- _Dataset entries_:
***
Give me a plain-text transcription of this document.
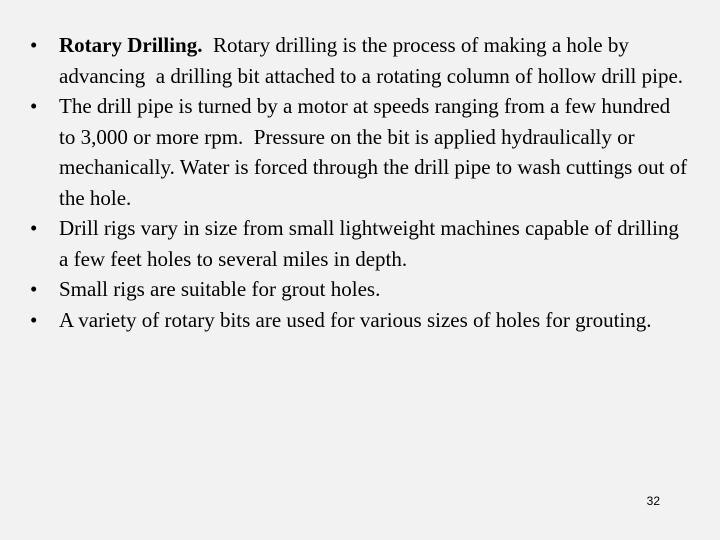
•	Rotary Drilling.  Rotary drilling is the process of making a hole by advancing  a drilling bit attached to a rotating column of hollow drill pipe.
•	The drill pipe is turned by a motor at speeds ranging from a few hundred to 3,000 or more rpm.  Pressure on the bit is applied hydraulically or mechanically. Water is forced through the drill pipe to wash cuttings out of the hole.
•	Drill rigs vary in size from small lightweight machines capable of drilling a few feet holes to several miles in depth.
•	Small rigs are suitable for grout holes.
•	A variety of rotary bits are used for various sizes of holes for grouting.
32
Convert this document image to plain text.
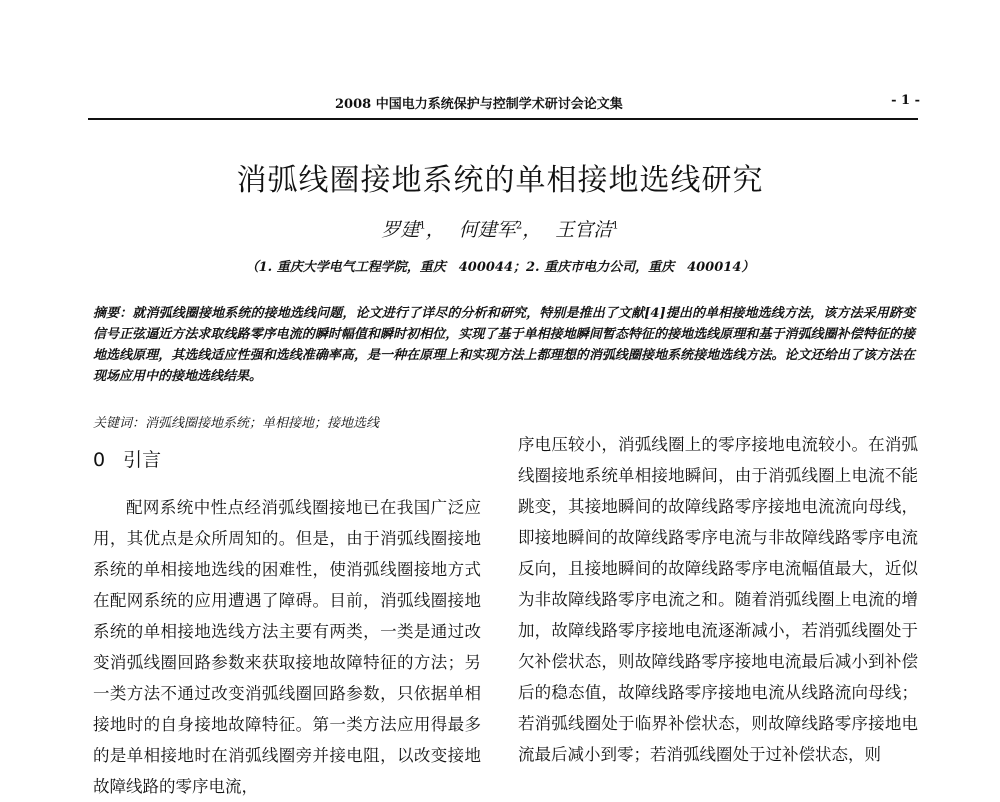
2008 中国电力系统保护与控制学术研讨会论文集	- 1 -
消弧线圈接地系统的单相接地选线研究
罗建$^1$， 何建军$^2$， 王官洁$^1$
（1. 重庆大学电气工程学院，重庆　400044；2. 重庆市电力公司，重庆　400014）
摘要：就消弧线圈接地系统的接地选线问题，论文进行了详尽的分析和研究，特别是推出了文献[4]提出的单相接地选线方法，该方法采用跻变信号正弦逼近方法求取线路零序电流的瞬时幅值和瞬时初相位，实现了基于单相接地瞬间暂态特征的接地选线原理和基于消弧线圈补偿特征的接地选线原理，其选线适应性强和选线准确率高，是一种在原理上和实现方法上都理想的消弧线圈接地系统接地选线方法。论文还给出了该方法在现场应用中的接地选线结果。
关键词：消弧线圈接地系统；单相接地；接地选线
0 引言

配网系统中性点经消弧线圈接地已在我国广泛应用，其优点是众所周知的。但是，由于消弧线圈接地系统的单相接地选线的困难性，使消弧线圈接地方式在配网系统的应用遭遇了障碍。目前，消弧线圈接地系统的单相接地选线方法主要有两类，一类是通过改变消弧线圈回路参数来获取接地故障特征的方法；另一类方法不通过改变消弧线圈回路参数，只依据单相接地时的自身接地故障特征。第一类方法应用得最多的是单相接地时在消弧线圈旁并接电阻，以改变接地故障线路的零序电流，

序电压较小，消弧线圈上的零序接地电流较小。在消弧线圈接地系统单相接地瞬间，由于消弧线圈上电流不能跳变，其接地瞬间的故障线路零序接地电流流向母线，即接地瞬间的故障线路零序电流与非故障线路零序电流反向，且接地瞬间的故障线路零序电流幅值最大，近似为非故障线路零序电流之和。随着消弧线圈上电流的增加，故障线路零序接地电流逐渐减小，若消弧线圈处于欠补偿状态，则故障线路零序接地电流最后减小到补偿后的稳态值，故障线路零序接地电流从线路流向母线；若消弧线圈处于临界补偿状态，则故障线路零序接地电流最后减小到零；若消弧线圈处于过补偿状态，则
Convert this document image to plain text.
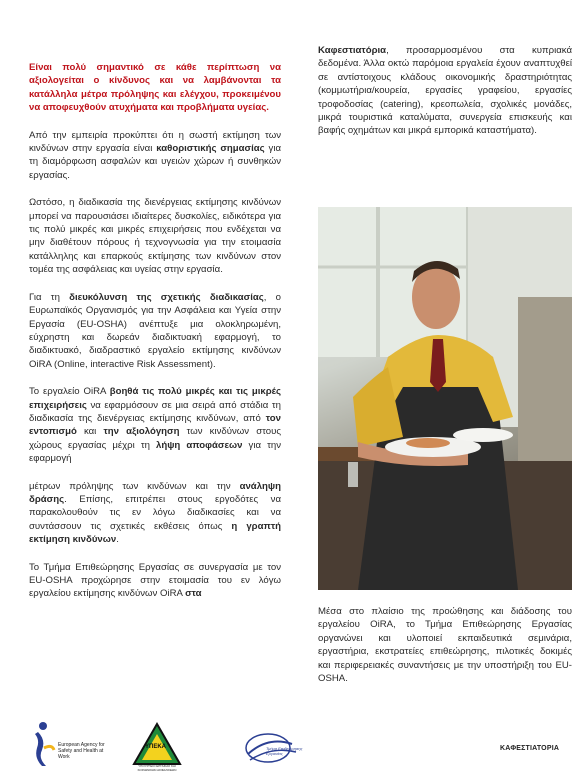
Είναι πολύ σημαντικό σε κάθε περίπτωση να αξιολογείται ο κίνδυνος και να λαμβάνονται τα κατάλληλα μέτρα πρόληψης και ελέγχου, προκειμένου να αποφευχθούν ατυχήματα και προβλήματα υγείας.

Από την εμπειρία προκύπτει ότι η σωστή εκτίμηση των κινδύνων στην εργασία είναι καθοριστικής σημασίας για τη διαμόρφωση ασφαλών και υγειών χώρων ή συνθηκών εργασίας.

Ωστόσο, η διαδικασία της διενέργειας εκτίμησης κινδύνων μπορεί να παρουσιάσει ιδιαίτερες δυσκολίες, ειδικότερα για τις πολύ μικρές και μικρές επιχειρήσεις που ενδέχεται να μην διαθέτουν πόρους ή τεχνογνωσία για την ετοιμασία κατάλληλης και επαρκούς εκτίμησης των κινδύνων στον τομέα της ασφάλειας και υγείας στην εργασία.

Για τη διευκόλυνση της σχετικής διαδικασίας, ο Ευρωπαϊκός Οργανισμός για την Ασφάλεια και Υγεία στην Εργασία (EU-OSHA) ανέπτυξε μια ολοκληρωμένη, εύχρηστη και δωρεάν διαδικτυακή εφαρμογή, το διαδικτυακό, διαδραστικό εργαλείο εκτίμησης κινδύνων OiRA (Online, interactive Risk Assessment).

Το εργαλείο OiRA βοηθά τις πολύ μικρές και τις μικρές επιχειρήσεις να εφαρμόσουν σε μια σειρά από στάδια τη διαδικασία της διενέργειας εκτίμησης κινδύνων, από τον εντοπισμό και την αξιολόγηση των κινδύνων στους χώρους εργασίας μέχρι τη λήψη αποφάσεων για την εφαρμογή

μέτρων πρόληψης των κινδύνων και την ανάληψη δράσης. Επίσης, επιτρέπει στους εργοδότες να παρακολουθούν τις εν λόγω διαδικασίες και να συντάσσουν τις σχετικές εκθέσεις όπως η γραπτή εκτίμηση κινδύνων.

Το Τμήμα Επιθεώρησης Εργασίας σε συνεργασία με τον EU-OSHA προχώρησε στην ετοιμασία του εν λόγω εργαλείου εκτίμησης κινδύνων OiRA στα

Καφεστιατόρια, προσαρμοσμένου στα κυπριακά δεδομένα. Άλλα οκτώ παρόμοια εργαλεία έχουν αναπτυχθεί σε αντίστοιχους κλάδους οικονομικής δραστηριότητας (κομμωτήρια/κουρεία, εργασίες γραφείου, εργασίες τροφοδοσίας (catering), κρεοπωλεία, σχολικές μονάδες, μικρά τουριστικά καταλύματα, συνεργεία επισκευής και βαφής οχημάτων και μικρά εμπορικά καταστήματα).

Μέσα στο πλαίσιο της προώθησης και διάδοσης του εργαλείου OiRA, το Τμήμα Επιθεώρησης Εργασίας οργανώνει και υλοποιεί εκπαιδευτικά σεμινάρια, εργαστήρια, εκστρατείες επιθεώρησης, πιλοτικές δοκιμές και περιφερειακές συναντήσεις με την υποστήριξη του EU-OSHA.
European Agency for Safety and Health at Work
ΥΠΕΚΑ
ΥΠΟΥΡΓΕΙΟ ΕΡΓΑΣΙΑΣ ΚΑΙ ΚΟΙΝΩΝΙΚΩΝ ΑΣΦΑΛΙΣΕΩΝ
Τμήμα Επιθεώρησης Εργασίας
ΚΑΦΕΣΤΙΑΤΟΡΙΑ
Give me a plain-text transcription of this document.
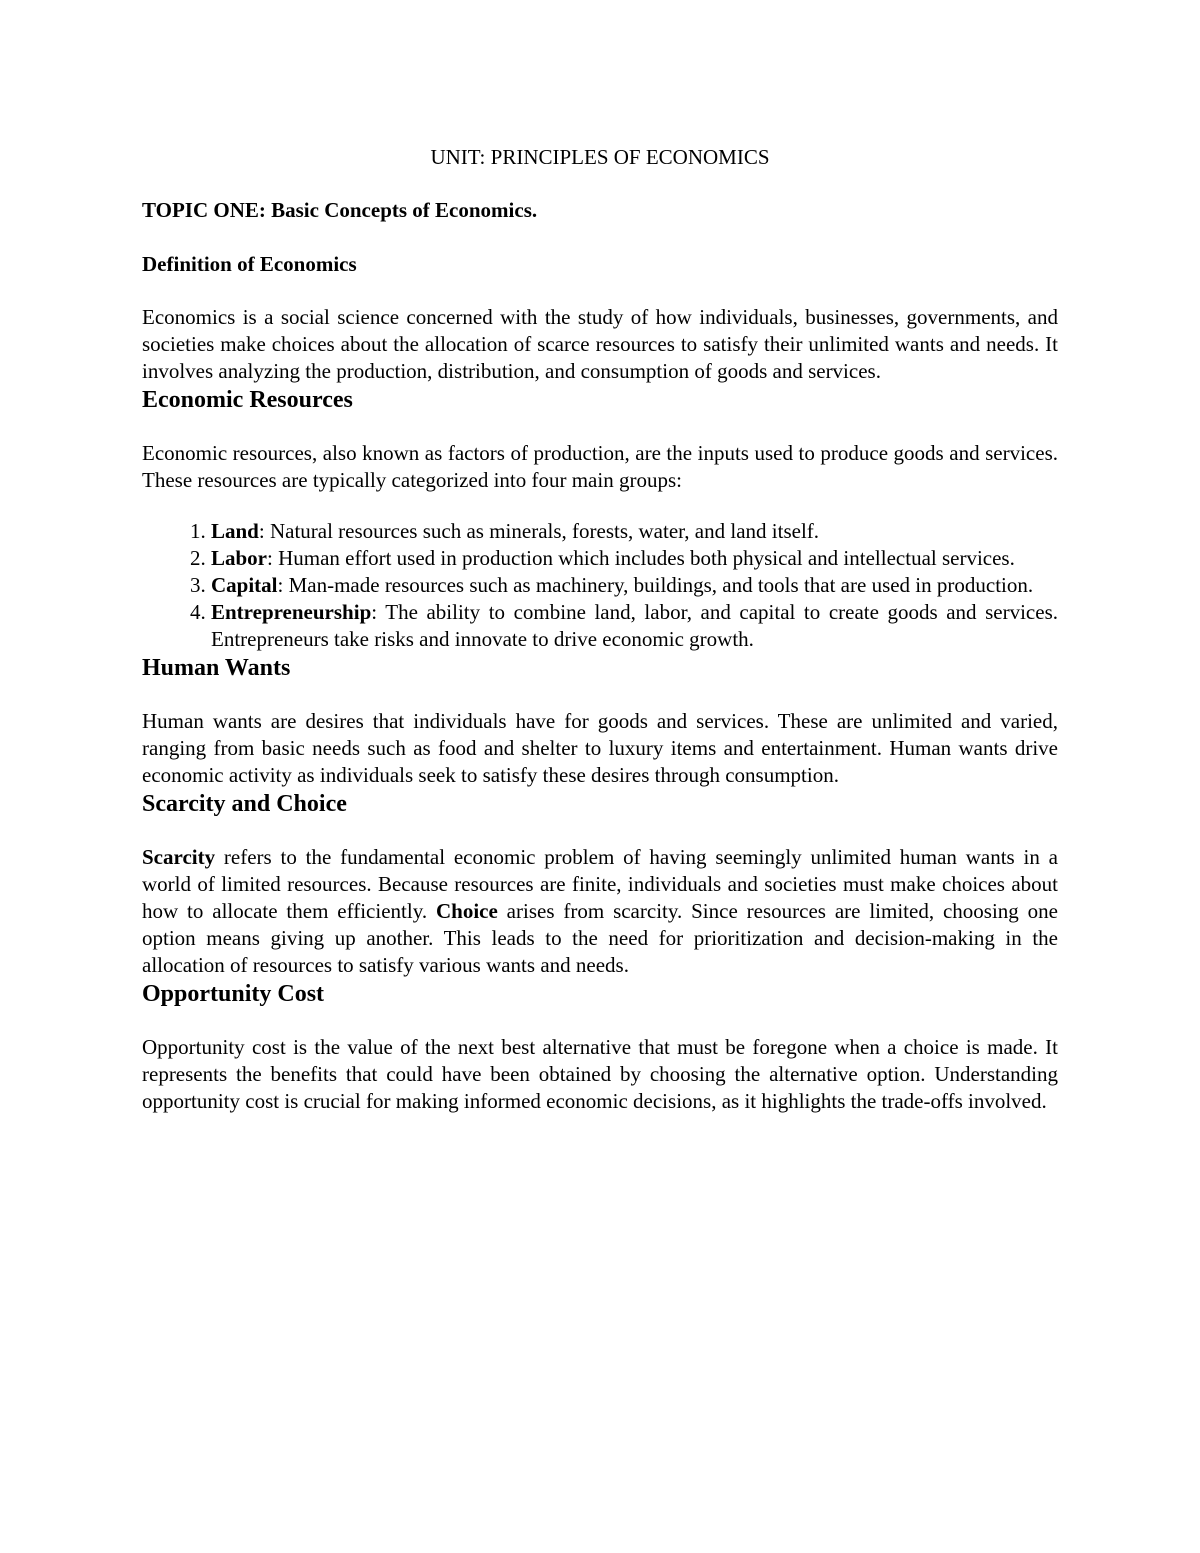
UNIT: PRINCIPLES OF ECONOMICS
TOPIC ONE: Basic Concepts of Economics.
Definition of Economics

Economics is a social science concerned with the study of how individuals, businesses, governments, and societies make choices about the allocation of scarce resources to satisfy their unlimited wants and needs. It involves analyzing the production, distribution, and consumption of goods and services.

Economic Resources

Economic resources, also known as factors of production, are the inputs used to produce goods and services. These resources are typically categorized into four main groups:

1. Land: Natural resources such as minerals, forests, water, and land itself.
2. Labor: Human effort used in production which includes both physical and intellectual services.
3. Capital: Man-made resources such as machinery, buildings, and tools that are used in production.
4. Entrepreneurship: The ability to combine land, labor, and capital to create goods and services. Entrepreneurs take risks and innovate to drive economic growth.
Human Wants

Human wants are desires that individuals have for goods and services. These are unlimited and varied, ranging from basic needs such as food and shelter to luxury items and entertainment. Human wants drive economic activity as individuals seek to satisfy these desires through consumption.

Scarcity and Choice

Scarcity refers to the fundamental economic problem of having seemingly unlimited human wants in a world of limited resources. Because resources are finite, individuals and societies must make choices about how to allocate them efficiently. Choice arises from scarcity. Since resources are limited, choosing one option means giving up another. This leads to the need for prioritization and decision-making in the allocation of resources to satisfy various wants and needs.

Opportunity Cost

Opportunity cost is the value of the next best alternative that must be foregone when a choice is made. It represents the benefits that could have been obtained by choosing the alternative option. Understanding opportunity cost is crucial for making informed economic decisions, as it highlights the trade-offs involved.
***
- _Your objective_: Strip out the pictures and quote the remaining data word for word.

- _Solution to this exercise_:
Give me a plain-text transcription of this document.
•	Rotary Drilling.  Rotary drilling is the process of making a hole by advancing  a drilling bit attached to a rotating column of hollow drill pipe.
•	The drill pipe is turned by a motor at speeds ranging from a few hundred to 3,000 or more rpm.  Pressure on the bit is applied hydraulically or mechanically. Water is forced through the drill pipe to wash cuttings out of the hole.
•	Drill rigs vary in size from small lightweight machines capable of drilling a few feet holes to several miles in depth.
•	Small rigs are suitable for grout holes.
•	A variety of rotary bits are used for various sizes of holes for grouting.
32
Convert this document image to plain text.
2008 中国电力系统保护与控制学术研讨会论文集	- 1 -
消弧线圈接地系统的单相接地选线研究
罗建$^1$， 何建军$^2$， 王官洁$^1$
（1. 重庆大学电气工程学院，重庆　400044；2. 重庆市电力公司，重庆　400014）
摘要：就消弧线圈接地系统的接地选线问题，论文进行了详尽的分析和研究，特别是推出了文献[4]提出的单相接地选线方法，该方法采用跻变信号正弦逼近方法求取线路零序电流的瞬时幅值和瞬时初相位，实现了基于单相接地瞬间暂态特征的接地选线原理和基于消弧线圈补偿特征的接地选线原理，其选线适应性强和选线准确率高，是一种在原理上和实现方法上都理想的消弧线圈接地系统接地选线方法。论文还给出了该方法在现场应用中的接地选线结果。
关键词：消弧线圈接地系统；单相接地；接地选线
0 引言

配网系统中性点经消弧线圈接地已在我国广泛应用，其优点是众所周知的。但是，由于消弧线圈接地系统的单相接地选线的困难性，使消弧线圈接地方式在配网系统的应用遭遇了障碍。目前，消弧线圈接地系统的单相接地选线方法主要有两类，一类是通过改变消弧线圈回路参数来获取接地故障特征的方法；另一类方法不通过改变消弧线圈回路参数，只依据单相接地时的自身接地故障特征。第一类方法应用得最多的是单相接地时在消弧线圈旁并接电阻，以改变接地故障线路的零序电流，

序电压较小，消弧线圈上的零序接地电流较小。在消弧线圈接地系统单相接地瞬间，由于消弧线圈上电流不能跳变，其接地瞬间的故障线路零序接地电流流向母线，即接地瞬间的故障线路零序电流与非故障线路零序电流反向，且接地瞬间的故障线路零序电流幅值最大，近似为非故障线路零序电流之和。随着消弧线圈上电流的增加，故障线路零序接地电流逐渐减小，若消弧线圈处于欠补偿状态，则故障线路零序接地电流最后减小到补偿后的稳态值，故障线路零序接地电流从线路流向母线；若消弧线圈处于临界补偿状态，则故障线路零序接地电流最后减小到零；若消弧线圈处于过补偿状态，则
Convert this document image to plain text.
Είναι πολύ σημαντικό σε κάθε περίπτωση να αξιολογείται ο κίνδυνος και να λαμβάνονται τα κατάλληλα μέτρα πρόληψης και ελέγχου, προκειμένου να αποφευχθούν ατυχήματα και προβλήματα υγείας.

Από την εμπειρία προκύπτει ότι η σωστή εκτίμηση των κινδύνων στην εργασία είναι καθοριστικής σημασίας για τη διαμόρφωση ασφαλών και υγειών χώρων ή συνθηκών εργασίας.

Ωστόσο, η διαδικασία της διενέργειας εκτίμησης κινδύνων μπορεί να παρουσιάσει ιδιαίτερες δυσκολίες, ειδικότερα για τις πολύ μικρές και μικρές επιχειρήσεις που ενδέχεται να μην διαθέτουν πόρους ή τεχνογνωσία για την ετοιμασία κατάλληλης και επαρκούς εκτίμησης των κινδύνων στον τομέα της ασφάλειας και υγείας στην εργασία.

Για τη διευκόλυνση της σχετικής διαδικασίας, ο Ευρωπαϊκός Οργανισμός για την Ασφάλεια και Υγεία στην Εργασία (EU-OSHA) ανέπτυξε μια ολοκληρωμένη, εύχρηστη και δωρεάν διαδικτυακή εφαρμογή, το διαδικτυακό, διαδραστικό εργαλείο εκτίμησης κινδύνων OiRA (Online, interactive Risk Assessment).

Το εργαλείο OiRA βοηθά τις πολύ μικρές και τις μικρές επιχειρήσεις να εφαρμόσουν σε μια σειρά από στάδια τη διαδικασία της διενέργειας εκτίμησης κινδύνων, από τον εντοπισμό και την αξιολόγηση των κινδύνων στους χώρους εργασίας μέχρι τη λήψη αποφάσεων για την εφαρμογή

μέτρων πρόληψης των κινδύνων και την ανάληψη δράσης. Επίσης, επιτρέπει στους εργοδότες να παρακολουθούν τις εν λόγω διαδικασίες και να συντάσσουν τις σχετικές εκθέσεις όπως η γραπτή εκτίμηση κινδύνων.

Το Τμήμα Επιθεώρησης Εργασίας σε συνεργασία με τον EU-OSHA προχώρησε στην ετοιμασία του εν λόγω εργαλείου εκτίμησης κινδύνων OiRA στα

Καφεστιατόρια, προσαρμοσμένου στα κυπριακά δεδομένα. Άλλα οκτώ παρόμοια εργαλεία έχουν αναπτυχθεί σε αντίστοιχους κλάδους οικονομικής δραστηριότητας (κομμωτήρια/κουρεία, εργασίες γραφείου, εργασίες τροφοδοσίας (catering), κρεοπωλεία, σχολικές μονάδες, μικρά τουριστικά καταλύματα, συνεργεία επισκευής και βαφής οχημάτων και μικρά εμπορικά καταστήματα).

Μέσα στο πλαίσιο της προώθησης και διάδοσης του εργαλείου OiRA, το Τμήμα Επιθεώρησης Εργασίας οργανώνει και υλοποιεί εκπαιδευτικά σεμινάρια, εργαστήρια, εκστρατείες επιθεώρησης, πιλοτικές δοκιμές και περιφερειακές συναντήσεις με την υποστήριξη του EU-OSHA.
European Agency for Safety and Health at Work
ΥΠΕΚΑ
ΥΠΟΥΡΓΕΙΟ ΕΡΓΑΣΙΑΣ ΚΑΙ ΚΟΙΝΩΝΙΚΩΝ ΑΣΦΑΛΙΣΕΩΝ
Τμήμα Επιθεώρησης Εργασίας
ΚΑΦΕΣΤΙΑΤΟΡΙΑ
Give me a plain-text transcription of this document.
UNIT: PRINCIPLES OF ECONOMICS
TOPIC ONE: Basic Concepts of Economics.
Definition of Economics

Economics is a social science concerned with the study of how individuals, businesses, governments, and societies make choices about the allocation of scarce resources to satisfy their unlimited wants and needs. It involves analyzing the production, distribution, and consumption of goods and services.

Economic Resources

Economic resources, also known as factors of production, are the inputs used to produce goods and services. These resources are typically categorized into four main groups:

1. Land: Natural resources such as minerals, forests, water, and land itself.
2. Labor: Human effort used in production which includes both physical and intellectual services.
3. Capital: Man-made resources such as machinery, buildings, and tools that are used in production.
4. Entrepreneurship: The ability to combine land, labor, and capital to create goods and services. Entrepreneurs take risks and innovate to drive economic growth.
Human Wants

Human wants are desires that individuals have for goods and services. These are unlimited and varied, ranging from basic needs such as food and shelter to luxury items and entertainment. Human wants drive economic activity as individuals seek to satisfy these desires through consumption.

Scarcity and Choice

Scarcity refers to the fundamental economic problem of having seemingly unlimited human wants in a world of limited resources. Because resources are finite, individuals and societies must make choices about how to allocate them efficiently. Choice arises from scarcity. Since resources are limited, choosing one option means giving up another. This leads to the need for prioritization and decision-making in the allocation of resources to satisfy various wants and needs.

Opportunity Cost

Opportunity cost is the value of the next best alternative that must be foregone when a choice is made. It represents the benefits that could have been obtained by choosing the alternative option. Understanding opportunity cost is crucial for making informed economic decisions, as it highlights the trade-offs involved.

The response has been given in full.